染色法判断二分图 - BFS 实现
作者:
lazy_go
,
2022-04-13 16:28:20
,
所有人可见
,
阅读 214
#include <iostream>
#include <cstdio>
#include <queue>
#include <cstring>
using namespace std;
const int N = 1e5 + 10, M = 2e5 + 10;
int e[M], ne[M], h[N], idx;
enum Status {
WHITE, GRAY, BLACK
};
enum Color {
RED, BLUE
};
Status status[N];
Color color[N];
void addArc(int x, int y){
e[idx] = y;
ne[idx] = h[x];
h[x] = idx ++;
}
bool bfs(int u){
queue<int> q;
q.push(u);
color[u] = RED;
status[u] = GRAY;
while(!q.empty()){
int v = q.front();
q.pop();
Color cur = color[v] == RED ? BLUE : RED;
for(int i = h[v]; i != -1; i = ne[i]){
int j = e[i];
if(status[j] == WHITE){
status[j] = GRAY;
q.push(j);
color[j] = cur;
}else {
if(color[j] != cur)return false;
}
}
status[v] = BLACK;
}
return true;
}
int main(){
int n,m,x, y;
cin >> n >> m;
memset(h, -1,sizeof h);
for(int i = 0; i < m; i ++){
cin >> x >> y;
addArc(x, y);
addArc(y, x);
}
bool res = true;
for(int i = 1; i <= n; i ++){
if(status[i] == WHITE){
res = res && bfs(i);
if(!res)break;
}
}
if(res)puts("Yes");
else puts("No");
return 0;
}

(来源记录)
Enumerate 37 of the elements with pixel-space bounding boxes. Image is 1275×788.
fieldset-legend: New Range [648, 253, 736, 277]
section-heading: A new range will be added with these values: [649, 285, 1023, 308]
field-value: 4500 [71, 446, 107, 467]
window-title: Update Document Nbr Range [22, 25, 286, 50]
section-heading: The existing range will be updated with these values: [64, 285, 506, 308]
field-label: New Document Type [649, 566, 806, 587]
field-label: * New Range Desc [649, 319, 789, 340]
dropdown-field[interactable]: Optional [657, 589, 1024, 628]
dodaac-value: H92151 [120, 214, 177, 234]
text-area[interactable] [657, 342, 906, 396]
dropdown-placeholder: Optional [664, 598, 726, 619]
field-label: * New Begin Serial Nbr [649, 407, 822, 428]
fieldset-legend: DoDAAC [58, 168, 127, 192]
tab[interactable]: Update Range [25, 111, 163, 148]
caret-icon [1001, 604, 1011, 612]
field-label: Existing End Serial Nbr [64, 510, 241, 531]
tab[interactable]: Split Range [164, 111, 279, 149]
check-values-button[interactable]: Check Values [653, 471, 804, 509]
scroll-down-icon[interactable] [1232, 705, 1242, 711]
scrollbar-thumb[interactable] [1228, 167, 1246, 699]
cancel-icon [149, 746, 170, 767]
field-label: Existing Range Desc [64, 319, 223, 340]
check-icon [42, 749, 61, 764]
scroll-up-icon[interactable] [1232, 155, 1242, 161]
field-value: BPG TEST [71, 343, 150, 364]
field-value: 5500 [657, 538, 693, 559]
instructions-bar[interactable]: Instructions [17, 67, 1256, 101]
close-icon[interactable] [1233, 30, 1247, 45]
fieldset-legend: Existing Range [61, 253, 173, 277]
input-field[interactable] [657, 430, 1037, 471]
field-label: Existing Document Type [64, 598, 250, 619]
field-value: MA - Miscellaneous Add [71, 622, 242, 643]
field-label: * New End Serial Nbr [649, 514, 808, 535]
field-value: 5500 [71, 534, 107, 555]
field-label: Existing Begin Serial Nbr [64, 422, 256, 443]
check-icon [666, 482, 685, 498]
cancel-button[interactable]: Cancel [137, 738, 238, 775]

作答要求>
根据上文的二分图染色代码,回答下列问题:
1. 常量 N 和 M 分别被定义为多少?
2. 在 bfs 函数中,起点 u 最先被染成哪种颜色?
3. 程序最后在 res 为真时输出什么?

解答>
1. N = 1e5 + 10,M = 2e5 + 10。
2. RED。
3. Yes。